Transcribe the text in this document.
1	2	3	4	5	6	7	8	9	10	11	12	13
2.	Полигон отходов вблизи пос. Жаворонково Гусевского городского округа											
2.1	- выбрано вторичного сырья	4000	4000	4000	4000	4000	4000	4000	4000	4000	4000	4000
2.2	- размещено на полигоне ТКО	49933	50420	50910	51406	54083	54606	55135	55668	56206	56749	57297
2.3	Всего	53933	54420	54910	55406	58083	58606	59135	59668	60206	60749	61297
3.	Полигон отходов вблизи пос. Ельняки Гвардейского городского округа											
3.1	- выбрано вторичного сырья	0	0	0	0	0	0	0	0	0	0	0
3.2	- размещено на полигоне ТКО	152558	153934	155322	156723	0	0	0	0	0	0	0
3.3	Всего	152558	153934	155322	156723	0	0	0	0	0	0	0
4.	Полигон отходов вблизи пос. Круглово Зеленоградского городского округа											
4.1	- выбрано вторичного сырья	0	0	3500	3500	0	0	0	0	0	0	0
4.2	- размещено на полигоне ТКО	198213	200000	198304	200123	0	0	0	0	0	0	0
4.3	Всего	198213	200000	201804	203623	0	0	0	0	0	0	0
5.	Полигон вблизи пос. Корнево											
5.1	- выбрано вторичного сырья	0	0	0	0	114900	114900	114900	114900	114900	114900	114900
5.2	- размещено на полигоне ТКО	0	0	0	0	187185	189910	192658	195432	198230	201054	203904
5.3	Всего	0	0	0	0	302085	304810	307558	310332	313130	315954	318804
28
____
Problem statement: Return only the count of lines in the records that hold the word "Всего".

The reply: 4